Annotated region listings
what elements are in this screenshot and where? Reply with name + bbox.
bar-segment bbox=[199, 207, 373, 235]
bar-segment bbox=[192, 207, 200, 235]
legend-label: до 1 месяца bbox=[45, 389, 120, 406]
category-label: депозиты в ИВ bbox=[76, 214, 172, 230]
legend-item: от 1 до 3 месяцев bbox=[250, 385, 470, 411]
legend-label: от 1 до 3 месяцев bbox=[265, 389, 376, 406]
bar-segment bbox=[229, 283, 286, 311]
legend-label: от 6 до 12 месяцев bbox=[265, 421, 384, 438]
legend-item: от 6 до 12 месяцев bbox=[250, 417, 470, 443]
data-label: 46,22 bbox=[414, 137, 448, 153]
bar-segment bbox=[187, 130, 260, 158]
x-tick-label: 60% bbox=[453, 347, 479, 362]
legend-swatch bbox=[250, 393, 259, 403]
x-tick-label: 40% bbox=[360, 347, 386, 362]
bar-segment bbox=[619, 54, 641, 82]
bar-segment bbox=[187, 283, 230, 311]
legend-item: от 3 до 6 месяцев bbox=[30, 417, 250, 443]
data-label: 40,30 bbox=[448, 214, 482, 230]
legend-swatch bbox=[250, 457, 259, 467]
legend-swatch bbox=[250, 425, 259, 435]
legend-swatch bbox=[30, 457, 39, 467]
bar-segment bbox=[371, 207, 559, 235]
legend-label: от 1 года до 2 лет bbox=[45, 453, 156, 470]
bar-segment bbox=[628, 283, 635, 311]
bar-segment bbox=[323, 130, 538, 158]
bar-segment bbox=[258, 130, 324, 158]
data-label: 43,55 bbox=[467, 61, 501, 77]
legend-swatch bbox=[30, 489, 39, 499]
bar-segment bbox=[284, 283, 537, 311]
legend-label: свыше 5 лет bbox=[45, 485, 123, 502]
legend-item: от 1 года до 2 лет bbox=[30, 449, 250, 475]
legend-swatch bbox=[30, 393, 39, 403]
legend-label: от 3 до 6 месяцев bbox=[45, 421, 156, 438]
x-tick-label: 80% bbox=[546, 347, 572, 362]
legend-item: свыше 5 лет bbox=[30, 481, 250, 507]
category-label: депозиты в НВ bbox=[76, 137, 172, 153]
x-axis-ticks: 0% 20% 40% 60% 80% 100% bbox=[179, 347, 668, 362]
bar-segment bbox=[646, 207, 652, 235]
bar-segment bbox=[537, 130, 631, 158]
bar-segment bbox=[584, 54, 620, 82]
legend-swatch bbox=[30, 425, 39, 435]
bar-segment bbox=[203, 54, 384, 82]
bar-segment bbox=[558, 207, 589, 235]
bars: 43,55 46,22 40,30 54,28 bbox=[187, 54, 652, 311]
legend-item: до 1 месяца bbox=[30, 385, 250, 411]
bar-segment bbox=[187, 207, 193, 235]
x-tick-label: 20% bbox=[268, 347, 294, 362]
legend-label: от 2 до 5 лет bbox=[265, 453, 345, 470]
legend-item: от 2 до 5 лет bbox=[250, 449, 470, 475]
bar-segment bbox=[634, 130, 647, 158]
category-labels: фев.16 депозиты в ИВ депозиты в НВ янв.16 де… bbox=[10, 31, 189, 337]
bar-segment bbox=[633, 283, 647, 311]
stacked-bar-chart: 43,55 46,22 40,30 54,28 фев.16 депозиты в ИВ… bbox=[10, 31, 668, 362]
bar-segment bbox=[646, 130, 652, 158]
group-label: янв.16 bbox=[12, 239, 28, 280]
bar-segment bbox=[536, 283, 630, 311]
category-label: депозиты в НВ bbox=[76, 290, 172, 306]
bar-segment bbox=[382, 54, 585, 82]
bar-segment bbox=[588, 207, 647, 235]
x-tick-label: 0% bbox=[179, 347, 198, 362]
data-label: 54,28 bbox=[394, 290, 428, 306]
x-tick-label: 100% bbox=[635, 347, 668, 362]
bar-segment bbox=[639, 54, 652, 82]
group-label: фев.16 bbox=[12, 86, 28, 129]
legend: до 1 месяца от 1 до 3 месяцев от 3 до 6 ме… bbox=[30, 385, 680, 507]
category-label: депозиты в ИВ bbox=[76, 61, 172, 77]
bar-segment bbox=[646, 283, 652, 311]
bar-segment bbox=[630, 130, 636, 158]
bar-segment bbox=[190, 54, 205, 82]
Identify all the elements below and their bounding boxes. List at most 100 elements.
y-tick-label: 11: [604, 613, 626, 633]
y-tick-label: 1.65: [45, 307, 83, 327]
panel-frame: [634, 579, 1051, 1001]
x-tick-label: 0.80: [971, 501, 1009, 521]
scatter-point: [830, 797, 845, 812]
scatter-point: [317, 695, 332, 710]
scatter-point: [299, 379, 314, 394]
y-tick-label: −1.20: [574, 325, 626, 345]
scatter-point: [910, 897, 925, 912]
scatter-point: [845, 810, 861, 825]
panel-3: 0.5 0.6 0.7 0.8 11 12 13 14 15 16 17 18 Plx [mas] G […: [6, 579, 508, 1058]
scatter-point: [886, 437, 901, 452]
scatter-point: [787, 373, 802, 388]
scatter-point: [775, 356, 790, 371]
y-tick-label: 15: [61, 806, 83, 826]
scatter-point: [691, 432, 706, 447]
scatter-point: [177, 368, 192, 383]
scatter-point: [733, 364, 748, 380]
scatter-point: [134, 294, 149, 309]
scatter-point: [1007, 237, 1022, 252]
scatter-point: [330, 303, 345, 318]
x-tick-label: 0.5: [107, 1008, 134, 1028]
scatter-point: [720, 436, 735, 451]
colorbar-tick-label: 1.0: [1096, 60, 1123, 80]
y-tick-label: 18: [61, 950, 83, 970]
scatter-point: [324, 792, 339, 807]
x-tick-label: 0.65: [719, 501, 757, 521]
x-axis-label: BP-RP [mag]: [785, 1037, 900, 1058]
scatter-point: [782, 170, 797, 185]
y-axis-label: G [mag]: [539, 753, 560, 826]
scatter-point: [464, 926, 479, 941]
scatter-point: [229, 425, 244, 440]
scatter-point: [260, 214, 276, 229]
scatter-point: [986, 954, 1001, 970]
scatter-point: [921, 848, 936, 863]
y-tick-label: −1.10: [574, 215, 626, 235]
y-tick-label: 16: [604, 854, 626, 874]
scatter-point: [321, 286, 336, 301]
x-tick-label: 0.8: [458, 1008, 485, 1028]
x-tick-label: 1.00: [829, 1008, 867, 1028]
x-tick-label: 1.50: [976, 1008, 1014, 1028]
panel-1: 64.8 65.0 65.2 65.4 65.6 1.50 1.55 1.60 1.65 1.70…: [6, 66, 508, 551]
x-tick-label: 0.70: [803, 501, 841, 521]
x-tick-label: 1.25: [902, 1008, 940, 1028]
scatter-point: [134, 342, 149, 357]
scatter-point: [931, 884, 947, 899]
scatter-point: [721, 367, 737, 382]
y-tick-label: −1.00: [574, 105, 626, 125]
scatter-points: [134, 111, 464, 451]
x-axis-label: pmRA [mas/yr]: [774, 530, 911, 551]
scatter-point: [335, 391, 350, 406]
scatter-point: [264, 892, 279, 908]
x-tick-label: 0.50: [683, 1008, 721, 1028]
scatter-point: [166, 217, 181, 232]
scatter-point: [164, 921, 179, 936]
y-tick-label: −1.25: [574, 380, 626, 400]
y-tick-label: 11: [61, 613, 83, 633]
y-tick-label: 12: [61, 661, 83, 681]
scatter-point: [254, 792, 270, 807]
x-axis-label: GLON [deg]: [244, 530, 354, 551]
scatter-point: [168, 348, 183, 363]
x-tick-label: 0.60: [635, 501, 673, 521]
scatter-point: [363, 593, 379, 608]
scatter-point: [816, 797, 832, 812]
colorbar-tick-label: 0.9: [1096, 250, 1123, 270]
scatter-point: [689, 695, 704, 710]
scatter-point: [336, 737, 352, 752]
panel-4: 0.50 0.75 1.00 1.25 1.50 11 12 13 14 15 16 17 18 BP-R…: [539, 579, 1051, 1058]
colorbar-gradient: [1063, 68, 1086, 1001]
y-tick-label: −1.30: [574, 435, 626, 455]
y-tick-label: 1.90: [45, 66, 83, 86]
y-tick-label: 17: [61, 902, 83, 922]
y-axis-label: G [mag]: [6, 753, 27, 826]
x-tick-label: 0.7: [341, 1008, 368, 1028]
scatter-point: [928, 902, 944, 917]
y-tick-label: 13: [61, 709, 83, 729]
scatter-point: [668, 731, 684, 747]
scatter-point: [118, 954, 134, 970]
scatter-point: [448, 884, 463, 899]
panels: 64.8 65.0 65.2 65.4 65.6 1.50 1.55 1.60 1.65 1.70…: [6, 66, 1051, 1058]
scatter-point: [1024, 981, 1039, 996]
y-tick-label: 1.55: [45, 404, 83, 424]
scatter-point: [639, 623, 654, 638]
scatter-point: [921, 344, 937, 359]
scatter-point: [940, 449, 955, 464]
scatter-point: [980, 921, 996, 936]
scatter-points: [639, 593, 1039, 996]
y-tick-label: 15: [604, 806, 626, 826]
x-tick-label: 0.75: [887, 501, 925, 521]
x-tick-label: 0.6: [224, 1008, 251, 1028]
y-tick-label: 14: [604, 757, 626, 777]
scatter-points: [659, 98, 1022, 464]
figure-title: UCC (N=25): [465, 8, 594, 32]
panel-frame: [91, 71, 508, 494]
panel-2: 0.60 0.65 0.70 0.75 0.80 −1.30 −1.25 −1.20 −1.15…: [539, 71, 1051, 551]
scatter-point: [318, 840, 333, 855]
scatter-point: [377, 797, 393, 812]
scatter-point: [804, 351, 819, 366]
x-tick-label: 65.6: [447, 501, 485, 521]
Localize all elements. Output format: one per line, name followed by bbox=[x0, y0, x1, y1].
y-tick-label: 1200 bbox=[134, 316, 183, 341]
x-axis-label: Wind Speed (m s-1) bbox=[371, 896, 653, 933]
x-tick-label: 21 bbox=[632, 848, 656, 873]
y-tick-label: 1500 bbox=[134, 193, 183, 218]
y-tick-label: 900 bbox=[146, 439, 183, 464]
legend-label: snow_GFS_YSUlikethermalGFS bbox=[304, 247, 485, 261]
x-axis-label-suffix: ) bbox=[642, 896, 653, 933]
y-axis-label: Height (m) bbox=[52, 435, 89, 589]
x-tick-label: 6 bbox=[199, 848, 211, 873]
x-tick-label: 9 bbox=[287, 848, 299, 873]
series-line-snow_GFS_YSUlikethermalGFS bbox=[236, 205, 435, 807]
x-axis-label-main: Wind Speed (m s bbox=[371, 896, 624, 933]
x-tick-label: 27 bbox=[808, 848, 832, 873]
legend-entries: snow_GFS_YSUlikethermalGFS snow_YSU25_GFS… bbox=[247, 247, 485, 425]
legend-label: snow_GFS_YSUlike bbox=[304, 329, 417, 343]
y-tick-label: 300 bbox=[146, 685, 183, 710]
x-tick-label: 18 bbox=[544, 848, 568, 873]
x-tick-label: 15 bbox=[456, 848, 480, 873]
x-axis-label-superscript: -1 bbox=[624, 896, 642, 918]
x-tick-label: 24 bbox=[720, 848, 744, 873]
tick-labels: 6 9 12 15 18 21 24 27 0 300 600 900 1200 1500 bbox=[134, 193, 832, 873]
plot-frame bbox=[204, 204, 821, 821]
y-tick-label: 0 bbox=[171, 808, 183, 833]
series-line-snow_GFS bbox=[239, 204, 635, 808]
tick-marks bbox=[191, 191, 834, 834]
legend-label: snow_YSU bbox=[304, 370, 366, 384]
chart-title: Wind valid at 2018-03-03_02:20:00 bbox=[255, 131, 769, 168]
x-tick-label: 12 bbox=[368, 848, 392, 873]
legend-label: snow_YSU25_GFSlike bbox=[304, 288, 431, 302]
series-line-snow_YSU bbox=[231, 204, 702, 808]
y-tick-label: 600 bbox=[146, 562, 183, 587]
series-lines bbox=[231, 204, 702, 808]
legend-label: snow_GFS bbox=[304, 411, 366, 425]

AIM
Retype the lines of the records starting at the first line and ending at the line containing "x-tick-label: 60% bbox=[453, 347, 479, 362]", with both included.

THE REPLY
what elements are in this screenshot and where? Reply with name + bbox.
bar-segment bbox=[199, 207, 373, 235]
bar-segment bbox=[192, 207, 200, 235]
legend-label: до 1 месяца bbox=[45, 389, 120, 406]
category-label: депозиты в ИВ bbox=[76, 214, 172, 230]
legend-item: от 1 до 3 месяцев bbox=[250, 385, 470, 411]
legend-label: от 1 до 3 месяцев bbox=[265, 389, 376, 406]
bar-segment bbox=[229, 283, 286, 311]
legend-label: от 6 до 12 месяцев bbox=[265, 421, 384, 438]
legend-item: от 6 до 12 месяцев bbox=[250, 417, 470, 443]
data-label: 46,22 bbox=[414, 137, 448, 153]
bar-segment bbox=[187, 130, 260, 158]
x-tick-label: 60% bbox=[453, 347, 479, 362]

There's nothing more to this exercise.